#### [ENTRIES]
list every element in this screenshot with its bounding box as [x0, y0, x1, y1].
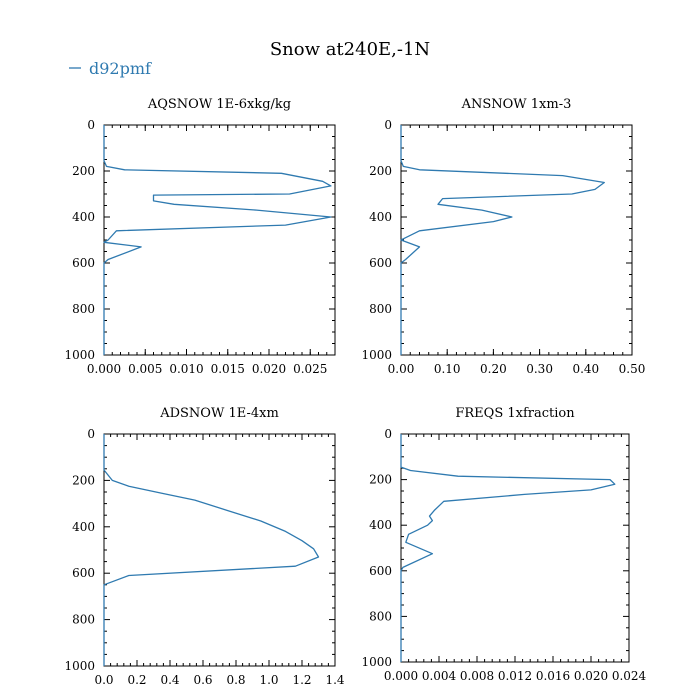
y-tick-label: 200: [72, 473, 95, 487]
y-tick-label: 800: [369, 609, 392, 623]
legend: d92pmf: [69, 59, 152, 78]
y-tick-label: 400: [72, 520, 95, 534]
x-tick-label: 0.8: [226, 673, 245, 687]
y-tick-label: 0: [384, 427, 392, 441]
x-tick-label: 0.000: [384, 669, 418, 683]
x-tick-label: 0.012: [498, 669, 532, 683]
x-tick-label: 0.015: [211, 362, 245, 376]
y-tick-label: 200: [369, 473, 392, 487]
x-tick-label: 0.025: [293, 362, 327, 376]
plot-frame: [103, 124, 336, 356]
x-tick-label: 0.024: [612, 669, 647, 683]
y-tick-label: 600: [369, 256, 392, 270]
x-tick-label: 0.005: [128, 362, 162, 376]
x-tick-label: 0.016: [536, 669, 570, 683]
y-tick-label: 1000: [64, 348, 95, 362]
series-line: [400, 125, 605, 355]
x-tick-label: 0.000: [87, 362, 121, 376]
y-tick-label: 600: [72, 256, 95, 270]
y-tick-label: 800: [369, 302, 392, 316]
panel-title: ANSNOW 1xm-3: [461, 97, 572, 112]
y-tick-label: 0: [384, 118, 392, 132]
y-tick-label: 400: [369, 210, 392, 224]
y-tick-label: 600: [72, 566, 95, 580]
x-tick-label: 0.004: [422, 669, 457, 683]
x-tick-label: 0.00: [388, 362, 415, 376]
y-tick-label: 200: [369, 164, 392, 178]
x-tick-label: 0.008: [460, 669, 494, 683]
panel-title: FREQS 1xfraction: [455, 406, 575, 421]
y-tick-label: 0: [87, 427, 95, 441]
y-tick-label: 0: [87, 118, 95, 132]
x-tick-label: 0.40: [572, 362, 599, 376]
y-tick-label: 800: [72, 302, 95, 316]
x-tick-label: 0.30: [526, 362, 553, 376]
x-tick-label: 0.0: [94, 673, 113, 687]
figure-title: Snow at240E,-1N: [270, 39, 430, 60]
plot-frame: [400, 433, 630, 663]
x-tick-label: 0.2: [127, 673, 146, 687]
panel-title: AQSNOW 1E-6xkg/kg: [147, 97, 291, 112]
x-tick-label: 0.010: [169, 362, 203, 376]
y-tick-label: 600: [369, 564, 392, 578]
panel-title: ADSNOW 1E-4xm: [159, 406, 279, 421]
series-line: [103, 125, 332, 355]
x-tick-label: 0.6: [193, 673, 212, 687]
x-tick-label: 0.020: [574, 669, 608, 683]
series-line: [103, 434, 320, 666]
y-tick-label: 1000: [361, 655, 392, 669]
plot-frame: [400, 124, 633, 356]
y-tick-label: 200: [72, 164, 95, 178]
y-tick-label: 1000: [361, 348, 392, 362]
y-tick-label: 400: [369, 518, 392, 532]
y-tick-label: 800: [72, 613, 95, 627]
x-tick-label: 0.10: [434, 362, 461, 376]
y-tick-label: 400: [72, 210, 95, 224]
x-tick-label: 1.4: [325, 673, 344, 687]
x-tick-label: 0.4: [160, 673, 179, 687]
x-tick-label: 0.020: [252, 362, 286, 376]
x-tick-label: 0.20: [480, 362, 507, 376]
legend-label: d92pmf: [89, 59, 152, 78]
x-tick-label: 0.50: [619, 362, 646, 376]
x-tick-label: 1.2: [292, 673, 311, 687]
plot-frame: [103, 433, 336, 667]
y-tick-label: 1000: [64, 659, 95, 673]
series-line: [400, 434, 616, 662]
x-tick-label: 1.0: [259, 673, 278, 687]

#### [WHAT THIS TASK INVOLVES]
Can you turn the lines above into a Markdown table with a "No." column for the row number and a "Text" column for the line, skipping blank lines and leaving any pictures out?

#### [SOLUTION FOR THIS TASK]
| No. | Text |
|---|---|
| 1 | list every element in this screenshot with its bounding box as [x0, y0, x1, y1]. |
| 2 | y-tick-label: 200: [72, 473, 95, 487] |
| 3 | y-tick-label: 800: [369, 609, 392, 623] |
| 4 | legend: d92pmf: [69, 59, 152, 78] |
| 5 | y-tick-label: 400: [72, 520, 95, 534] |
| 6 | x-tick-label: 0.8: [226, 673, 245, 687] |
| 7 | y-tick-label: 0: [384, 427, 392, 441] |
| 8 | x-tick-label: 0.000: [384, 669, 418, 683] |
| 9 | x-tick-label: 0.012: [498, 669, 532, 683] |
| 10 | x-tick-label: 0.015: [211, 362, 245, 376] |
| 11 | y-tick-label: 200: [369, 473, 392, 487] |
| 12 | x-tick-label: 0.025: [293, 362, 327, 376] |
| 13 | plot-frame: [103, 124, 336, 356] |
| 14 | x-tick-label: 0.024: [612, 669, 647, 683] |
| 15 | y-tick-label: 600: [369, 256, 392, 270] |
| 16 | x-tick-label: 0.005: [128, 362, 162, 376] |
| 17 | x-tick-label: 0.016: [536, 669, 570, 683] |
| 18 | y-tick-label: 1000: [64, 348, 95, 362] |
| 19 | series-line: [400, 125, 605, 355] |
| 20 | x-tick-label: 0.000: [87, 362, 121, 376] |
| 21 | y-tick-label: 600: [72, 256, 95, 270] |
| 22 | y-tick-label: 800: [369, 302, 392, 316] |
| 23 | panel-title: ANSNOW 1xm-3: [461, 97, 572, 112] |
| 24 | y-tick-label: 0: [384, 118, 392, 132] |
| 25 | y-tick-label: 400: [369, 210, 392, 224] |
| 26 | y-tick-label: 600: [72, 566, 95, 580] |
| 27 | x-tick-label: 0.004: [422, 669, 457, 683] |
| 28 | x-tick-label: 0.00: [388, 362, 415, 376] |
| 29 | y-tick-label: 200: [369, 164, 392, 178] |
| 30 | x-tick-label: 0.008: [460, 669, 494, 683] |
| 31 | panel-title: FREQS 1xfraction: [455, 406, 575, 421] |
| 32 | y-tick-label: 0: [87, 427, 95, 441] |
| 33 | y-tick-label: 0: [87, 118, 95, 132] |
| 34 | x-tick-label: 0.40: [572, 362, 599, 376] |
| 35 | y-tick-label: 800: [72, 302, 95, 316] |
| 36 | x-tick-label: 0.30: [526, 362, 553, 376] |
| 37 | x-tick-label: 0.0: [94, 673, 113, 687] |
| 38 | figure-title: Snow at240E,-1N: [270, 39, 430, 60] |
| 39 | plot-frame: [400, 433, 630, 663] |
| 40 | x-tick-label: 0.2: [127, 673, 146, 687] |
| 41 | panel-title: AQSNOW 1E-6xkg/kg: [147, 97, 291, 112] |
| 42 | x-tick-label: 0.010: [169, 362, 203, 376] |
| 43 | y-tick-label: 600: [369, 564, 392, 578] |
| 44 | panel-title: ADSNOW 1E-4xm: [159, 406, 279, 421] |
| 45 | series-line: [103, 125, 332, 355] |
| 46 | x-tick-label: 0.6: [193, 673, 212, 687] |
| 47 | x-tick-label: 0.020: [574, 669, 608, 683] |
| 48 | series-line: [103, 434, 320, 666] |
| 49 | y-tick-label: 1000: [361, 655, 392, 669] |
| 50 | plot-frame: [400, 124, 633, 356] |
| 51 | y-tick-label: 200: [72, 164, 95, 178] |
| 52 | y-tick-label: 1000: [361, 348, 392, 362] |
| 53 | y-tick-label: 400: [369, 518, 392, 532] |
| 54 | y-tick-label: 800: [72, 613, 95, 627] |
| 55 | x-tick-label: 0.10: [434, 362, 461, 376] |
| 56 | y-tick-label: 400: [72, 210, 95, 224] |
| 57 | x-tick-label: 1.4: [325, 673, 344, 687] |
| 58 | x-tick-label: 0.4: [160, 673, 179, 687] |
| 59 | x-tick-label: 0.020: [252, 362, 286, 376] |
| 60 | x-tick-label: 0.20: [480, 362, 507, 376] |
| 61 | legend-label: d92pmf: [89, 59, 152, 78] |
| 62 | x-tick-label: 0.50: [619, 362, 646, 376] |
| 63 | x-tick-label: 1.2: [292, 673, 311, 687] |
| 64 | plot-frame: [103, 433, 336, 667] |
| 65 | y-tick-label: 1000: [64, 659, 95, 673] |
| 66 | series-line: [400, 434, 616, 662] |
| 67 | x-tick-label: 1.0: [259, 673, 278, 687] |